--- BEGIN Dataset entries ---

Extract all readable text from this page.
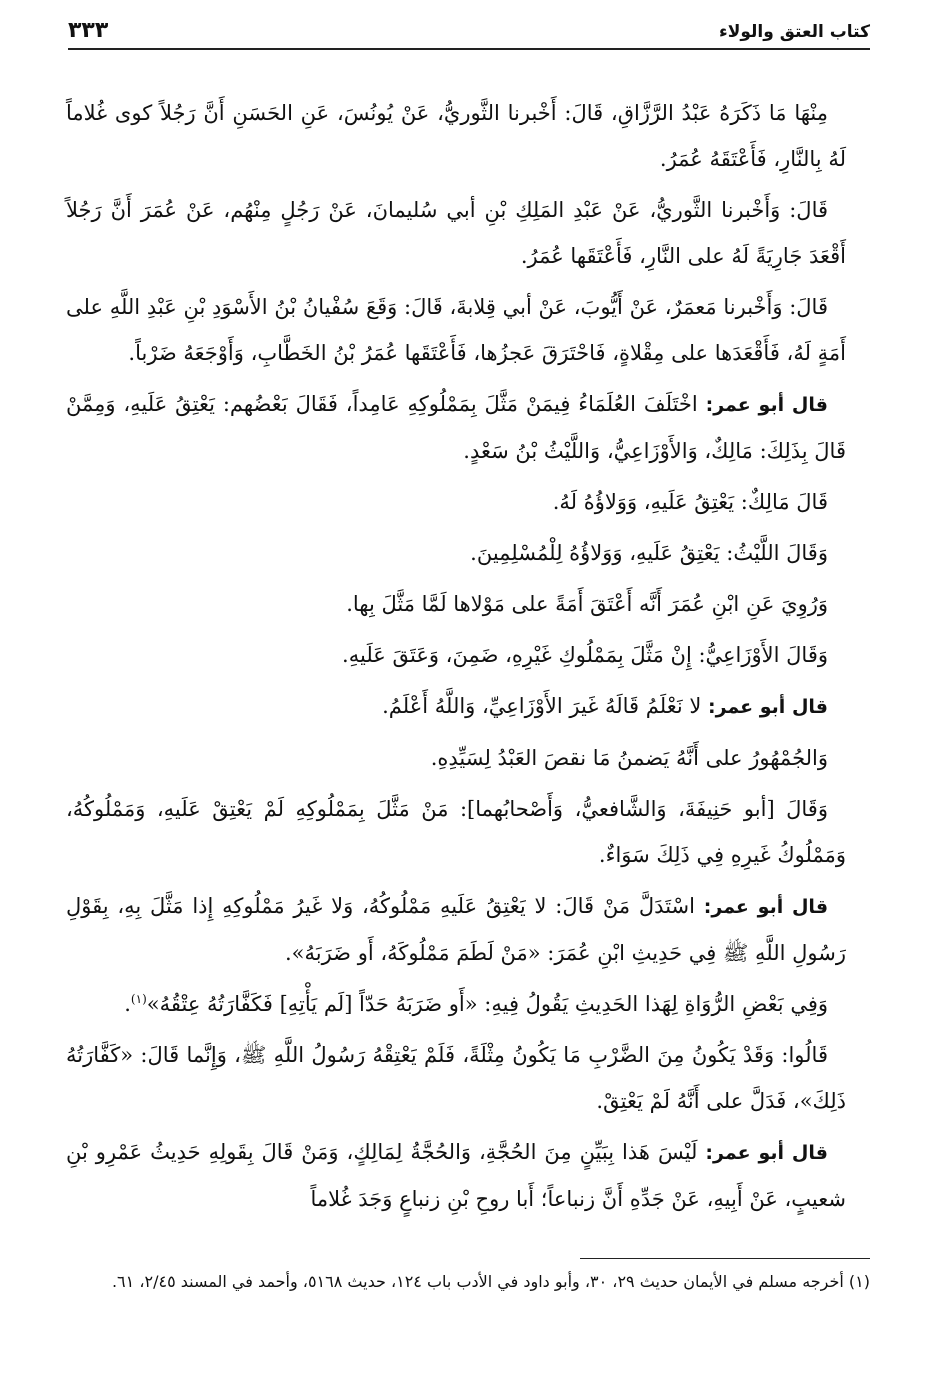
كتاب العتق والولاء
٣٣٣

مِنْهَا مَا ذَكَرَهُ عَبْدُ الرَّزَّاقِ، قَالَ: أَخْبرنا الثَّوريُّ، عَنْ يُونُسَ، عَنِ الحَسَنِ أَنَّ رَجُلاً كوى غُلاماً لَهُ بِالنَّارِ، فَأَعْتَقَهُ عُمَرُ.

قَالَ: وَأَخْبرنا الثَّوريُّ، عَنْ عَبْدِ المَلِكِ بْنِ أبي سُليمانَ، عَنْ رَجُلٍ مِنْهُم، عَنْ عُمَرَ أَنَّ رَجُلاً أَقْعَدَ جَارِيَةً لَهُ على النَّارِ، فَأَعْتَقَها عُمَرُ.

قَالَ: وَأَخْبرنا مَعمَرٌ، عَنْ أَيُّوبَ، عَنْ أبي قِلابةَ، قَالَ: وَقَعَ سُفْيانُ بْنُ الأَسْوَدِ بْنِ عَبْدِ اللَّهِ على أَمَةٍ لَهُ، فَأَقْعَدَها على مِقْلاةٍ، فَاحْتَرَقَ عَجزُها، فَأَعْتَقَها عُمَرُ بْنُ الخَطَّابِ، وَأَوْجَعَهُ ضَرْباً.

قال أبو عمر: اخْتَلَفَ العُلَمَاءُ فِيمَنْ مَثَّلَ بِمَمْلُوكِهِ عَامِداً، فَقَالَ بَعْضُهم: يَعْتِقُ عَلَيهِ، وَمِمَّنْ قَالَ بِذَلِكَ: مَالِكٌ، وَالأَوْزَاعِيُّ، وَاللَّيْثُ بْنُ سَعْدٍ.

قَالَ مَالِكٌ: يَعْتِقُ عَلَيهِ، وَوَلاؤُهُ لَهُ.

وَقَالَ اللَّيْثُ: يَعْتِقُ عَلَيهِ، وَوَلاؤُهُ لِلْمُسْلِمِينَ.

وَرُوِيَ عَنِ ابْنِ عُمَرَ أَنَّه أَعْتَقَ أَمَةً على مَوْلاها لَمَّا مَثَّلَ بِها.

وَقَالَ الأَوْزَاعِيُّ: إِنْ مَثَّلَ بِمَمْلُوكِ غَيْرِهِ، ضَمِنَ، وَعَتَقَ عَلَيهِ.

قال أبو عمر: لا نَعْلَمُ قَالَهُ غَيرَ الأَوْزَاعِيِّ، وَاللَّهُ أَعْلَمُ.

وَالجُمْهُورُ على أَنَّهُ يَضمنُ مَا نقصَ العَبْدُ لِسَيِّدِهِ.

وَقَالَ [أبو حَنِيفَةَ، وَالشَّافعيُّ، وَأَصْحابُهما]: مَنْ مَثَّلَ بِمَمْلُوكِهِ لَمْ يَعْتِقْ عَلَيهِ، وَمَمْلُوكُهُ، وَمَمْلُوكُ غَيرِهِ فِي ذَلِكَ سَوَاءٌ.

قال أبو عمر: اسْتَدَلَّ مَنْ قَالَ: لا يَعْتِقُ عَلَيهِ مَمْلُوكُهُ، وَلا غَيرُ مَمْلُوكِهِ إِذا مَثَّلَ بِهِ، بِقَوْلِ رَسُولِ اللَّهِ ﷺ فِي حَدِيثِ ابْنِ عُمَرَ: «مَنْ لَطَمَ مَمْلُوكَهُ، أَو ضَرَبَهُ».

وَفِي بَعْضِ الرُّوَاةِ لِهَذا الحَدِيثِ يَقُولُ فِيهِ: «أَو ضَرَبَهُ حَدّاً [لَم يَأْتِهِ] فَكَفَّارَتُهُ عِتْقُهُ»$^{(١)}$.

قَالُوا: وَقَدْ يَكُونُ مِنَ الضَّرْبِ مَا يَكُونُ مِثْلَةً، فَلَمْ يَعْتِقْهُ رَسُولُ اللَّهِ ﷺ، وَإِنَّما قَالَ: «كَفَّارَتُهُ ذَلِكَ»، فَدَلَّ على أَنَّهُ لَمْ يَعْتِقْ.

قال أبو عمر: لَيْسَ هَذا بِبَيِّنٍ مِنَ الحُجَّةِ، وَالحُجَّةُ لِمَالِكٍ، وَمَنْ قَالَ بِقَولِهِ حَدِيثُ عَمْرِو بْنِ شعيبٍ، عَنْ أَبِيهِ، عَنْ جَدِّهِ أَنَّ زنباعاً؛ أَبا روحِ بْنِ زنباعٍ وَجَدَ غُلاماً

(١) أخرجه مسلم في الأيمان حديث ٢٩، ٣٠، وأبو داود في الأدب باب ١٢٤، حديث ٥١٦٨، وأحمد في المسند ٢/٤٥، ٦١.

--- END Dataset entries ---

__What you need to do__: Nothing in the entries above should change when they are printed again, except that the pictures are dropped.

__Exercise solution__:
Extract all readable text from this page.
كتاب العتق والولاء
٣٣٣

مِنْهَا مَا ذَكَرَهُ عَبْدُ الرَّزَّاقِ، قَالَ: أَخْبرنا الثَّوريُّ، عَنْ يُونُسَ، عَنِ الحَسَنِ أَنَّ رَجُلاً كوى غُلاماً لَهُ بِالنَّارِ، فَأَعْتَقَهُ عُمَرُ.

قَالَ: وَأَخْبرنا الثَّوريُّ، عَنْ عَبْدِ المَلِكِ بْنِ أبي سُليمانَ، عَنْ رَجُلٍ مِنْهُم، عَنْ عُمَرَ أَنَّ رَجُلاً أَقْعَدَ جَارِيَةً لَهُ على النَّارِ، فَأَعْتَقَها عُمَرُ.

قَالَ: وَأَخْبرنا مَعمَرٌ، عَنْ أَيُّوبَ، عَنْ أبي قِلابةَ، قَالَ: وَقَعَ سُفْيانُ بْنُ الأَسْوَدِ بْنِ عَبْدِ اللَّهِ على أَمَةٍ لَهُ، فَأَقْعَدَها على مِقْلاةٍ، فَاحْتَرَقَ عَجزُها، فَأَعْتَقَها عُمَرُ بْنُ الخَطَّابِ، وَأَوْجَعَهُ ضَرْباً.

قال أبو عمر: اخْتَلَفَ العُلَمَاءُ فِيمَنْ مَثَّلَ بِمَمْلُوكِهِ عَامِداً، فَقَالَ بَعْضُهم: يَعْتِقُ عَلَيهِ، وَمِمَّنْ قَالَ بِذَلِكَ: مَالِكٌ، وَالأَوْزَاعِيُّ، وَاللَّيْثُ بْنُ سَعْدٍ.

قَالَ مَالِكٌ: يَعْتِقُ عَلَيهِ، وَوَلاؤُهُ لَهُ.

وَقَالَ اللَّيْثُ: يَعْتِقُ عَلَيهِ، وَوَلاؤُهُ لِلْمُسْلِمِينَ.

وَرُوِيَ عَنِ ابْنِ عُمَرَ أَنَّه أَعْتَقَ أَمَةً على مَوْلاها لَمَّا مَثَّلَ بِها.

وَقَالَ الأَوْزَاعِيُّ: إِنْ مَثَّلَ بِمَمْلُوكِ غَيْرِهِ، ضَمِنَ، وَعَتَقَ عَلَيهِ.

قال أبو عمر: لا نَعْلَمُ قَالَهُ غَيرَ الأَوْزَاعِيِّ، وَاللَّهُ أَعْلَمُ.

وَالجُمْهُورُ على أَنَّهُ يَضمنُ مَا نقصَ العَبْدُ لِسَيِّدِهِ.

وَقَالَ [أبو حَنِيفَةَ، وَالشَّافعيُّ، وَأَصْحابُهما]: مَنْ مَثَّلَ بِمَمْلُوكِهِ لَمْ يَعْتِقْ عَلَيهِ، وَمَمْلُوكُهُ، وَمَمْلُوكُ غَيرِهِ فِي ذَلِكَ سَوَاءٌ.

قال أبو عمر: اسْتَدَلَّ مَنْ قَالَ: لا يَعْتِقُ عَلَيهِ مَمْلُوكُهُ، وَلا غَيرُ مَمْلُوكِهِ إِذا مَثَّلَ بِهِ، بِقَوْلِ رَسُولِ اللَّهِ ﷺ فِي حَدِيثِ ابْنِ عُمَرَ: «مَنْ لَطَمَ مَمْلُوكَهُ، أَو ضَرَبَهُ».

وَفِي بَعْضِ الرُّوَاةِ لِهَذا الحَدِيثِ يَقُولُ فِيهِ: «أَو ضَرَبَهُ حَدّاً [لَم يَأْتِهِ] فَكَفَّارَتُهُ عِتْقُهُ»$^{(١)}$.

قَالُوا: وَقَدْ يَكُونُ مِنَ الضَّرْبِ مَا يَكُونُ مِثْلَةً، فَلَمْ يَعْتِقْهُ رَسُولُ اللَّهِ ﷺ، وَإِنَّما قَالَ: «كَفَّارَتُهُ ذَلِكَ»، فَدَلَّ على أَنَّهُ لَمْ يَعْتِقْ.

قال أبو عمر: لَيْسَ هَذا بِبَيِّنٍ مِنَ الحُجَّةِ، وَالحُجَّةُ لِمَالِكٍ، وَمَنْ قَالَ بِقَولِهِ حَدِيثُ عَمْرِو بْنِ شعيبٍ، عَنْ أَبِيهِ، عَنْ جَدِّهِ أَنَّ زنباعاً؛ أَبا روحِ بْنِ زنباعٍ وَجَدَ غُلاماً

(١) أخرجه مسلم في الأيمان حديث ٢٩، ٣٠، وأبو داود في الأدب باب ١٢٤، حديث ٥١٦٨، وأحمد في المسند ٢/٤٥، ٦١.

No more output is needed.